**DIRECTIONS**
Quote the lines from the line holding "What text is on this page?" to the very end of the listing, exactly, and no others.

Data excerpts
▼

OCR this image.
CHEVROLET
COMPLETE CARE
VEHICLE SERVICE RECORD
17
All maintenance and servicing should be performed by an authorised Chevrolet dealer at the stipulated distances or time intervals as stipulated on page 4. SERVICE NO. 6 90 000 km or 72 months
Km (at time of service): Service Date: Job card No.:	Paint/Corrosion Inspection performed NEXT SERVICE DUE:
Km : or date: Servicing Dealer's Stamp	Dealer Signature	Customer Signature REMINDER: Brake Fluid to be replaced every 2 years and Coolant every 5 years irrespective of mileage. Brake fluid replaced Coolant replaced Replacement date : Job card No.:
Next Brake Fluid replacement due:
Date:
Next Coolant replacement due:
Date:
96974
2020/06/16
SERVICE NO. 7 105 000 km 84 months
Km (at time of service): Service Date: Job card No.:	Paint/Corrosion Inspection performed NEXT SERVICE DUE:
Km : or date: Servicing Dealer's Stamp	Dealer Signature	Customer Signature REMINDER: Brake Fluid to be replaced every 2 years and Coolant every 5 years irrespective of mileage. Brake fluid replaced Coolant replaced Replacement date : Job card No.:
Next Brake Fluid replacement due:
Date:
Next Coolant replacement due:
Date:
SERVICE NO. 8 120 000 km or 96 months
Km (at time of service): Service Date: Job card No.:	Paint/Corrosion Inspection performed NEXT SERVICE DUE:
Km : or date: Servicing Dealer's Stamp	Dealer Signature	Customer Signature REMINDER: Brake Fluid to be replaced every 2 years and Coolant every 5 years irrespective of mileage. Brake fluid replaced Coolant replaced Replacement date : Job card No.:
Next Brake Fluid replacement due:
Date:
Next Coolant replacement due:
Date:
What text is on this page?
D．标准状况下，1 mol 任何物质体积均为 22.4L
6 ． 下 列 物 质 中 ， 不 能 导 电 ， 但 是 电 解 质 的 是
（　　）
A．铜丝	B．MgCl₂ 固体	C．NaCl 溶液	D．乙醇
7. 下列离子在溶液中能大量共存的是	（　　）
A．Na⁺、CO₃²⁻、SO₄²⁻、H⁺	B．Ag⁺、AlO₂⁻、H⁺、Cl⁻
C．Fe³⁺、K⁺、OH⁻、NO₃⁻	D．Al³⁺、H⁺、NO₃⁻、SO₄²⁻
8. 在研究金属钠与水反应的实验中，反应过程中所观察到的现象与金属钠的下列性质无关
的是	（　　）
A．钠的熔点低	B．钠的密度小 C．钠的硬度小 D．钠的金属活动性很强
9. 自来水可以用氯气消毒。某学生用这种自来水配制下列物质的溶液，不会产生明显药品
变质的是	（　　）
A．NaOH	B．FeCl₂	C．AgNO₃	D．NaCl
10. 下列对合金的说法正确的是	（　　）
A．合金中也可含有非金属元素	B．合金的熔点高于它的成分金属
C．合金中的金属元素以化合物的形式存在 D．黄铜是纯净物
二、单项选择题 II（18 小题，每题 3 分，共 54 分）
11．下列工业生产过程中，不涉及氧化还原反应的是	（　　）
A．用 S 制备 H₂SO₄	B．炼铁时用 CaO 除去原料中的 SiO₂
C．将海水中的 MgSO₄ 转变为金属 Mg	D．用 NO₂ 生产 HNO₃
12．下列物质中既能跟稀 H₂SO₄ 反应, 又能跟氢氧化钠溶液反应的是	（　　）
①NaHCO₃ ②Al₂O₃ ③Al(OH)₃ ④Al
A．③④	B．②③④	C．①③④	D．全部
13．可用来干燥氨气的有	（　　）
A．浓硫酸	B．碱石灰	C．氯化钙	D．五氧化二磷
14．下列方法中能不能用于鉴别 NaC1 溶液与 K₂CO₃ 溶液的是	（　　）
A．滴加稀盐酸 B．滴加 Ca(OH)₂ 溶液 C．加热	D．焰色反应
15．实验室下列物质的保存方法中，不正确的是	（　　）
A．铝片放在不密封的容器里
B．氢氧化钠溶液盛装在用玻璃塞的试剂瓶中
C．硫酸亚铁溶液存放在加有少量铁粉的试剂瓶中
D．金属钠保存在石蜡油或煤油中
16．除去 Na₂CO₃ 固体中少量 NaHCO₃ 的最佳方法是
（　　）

▲

**RESPONSE FOR THIS EXERCISE**
What text is on this page?
D．标准状况下，1 mol 任何物质体积均为 22.4L
6 ． 下 列 物 质 中 ， 不 能 导 电 ， 但 是 电 解 质 的 是
（　　）
A．铜丝	B．MgCl₂ 固体	C．NaCl 溶液	D．乙醇
7. 下列离子在溶液中能大量共存的是	（　　）
A．Na⁺、CO₃²⁻、SO₄²⁻、H⁺	B．Ag⁺、AlO₂⁻、H⁺、Cl⁻
C．Fe³⁺、K⁺、OH⁻、NO₃⁻	D．Al³⁺、H⁺、NO₃⁻、SO₄²⁻
8. 在研究金属钠与水反应的实验中，反应过程中所观察到的现象与金属钠的下列性质无关
的是	（　　）
A．钠的熔点低	B．钠的密度小 C．钠的硬度小 D．钠的金属活动性很强
9. 自来水可以用氯气消毒。某学生用这种自来水配制下列物质的溶液，不会产生明显药品
变质的是	（　　）
A．NaOH	B．FeCl₂	C．AgNO₃	D．NaCl
10. 下列对合金的说法正确的是	（　　）
A．合金中也可含有非金属元素	B．合金的熔点高于它的成分金属
C．合金中的金属元素以化合物的形式存在 D．黄铜是纯净物
二、单项选择题 II（18 小题，每题 3 分，共 54 分）
11．下列工业生产过程中，不涉及氧化还原反应的是	（　　）
A．用 S 制备 H₂SO₄	B．炼铁时用 CaO 除去原料中的 SiO₂
C．将海水中的 MgSO₄ 转变为金属 Mg	D．用 NO₂ 生产 HNO₃
12．下列物质中既能跟稀 H₂SO₄ 反应, 又能跟氢氧化钠溶液反应的是	（　　）
①NaHCO₃ ②Al₂O₃ ③Al(OH)₃ ④Al
A．③④	B．②③④	C．①③④	D．全部
13．可用来干燥氨气的有	（　　）
A．浓硫酸	B．碱石灰	C．氯化钙	D．五氧化二磷
14．下列方法中能不能用于鉴别 NaC1 溶液与 K₂CO₃ 溶液的是	（　　）
A．滴加稀盐酸 B．滴加 Ca(OH)₂ 溶液 C．加热	D．焰色反应
15．实验室下列物质的保存方法中，不正确的是	（　　）
A．铝片放在不密封的容器里
B．氢氧化钠溶液盛装在用玻璃塞的试剂瓶中
C．硫酸亚铁溶液存放在加有少量铁粉的试剂瓶中
D．金属钠保存在石蜡油或煤油中
16．除去 Na₂CO₃ 固体中少量 NaHCO₃ 的最佳方法是
（　　）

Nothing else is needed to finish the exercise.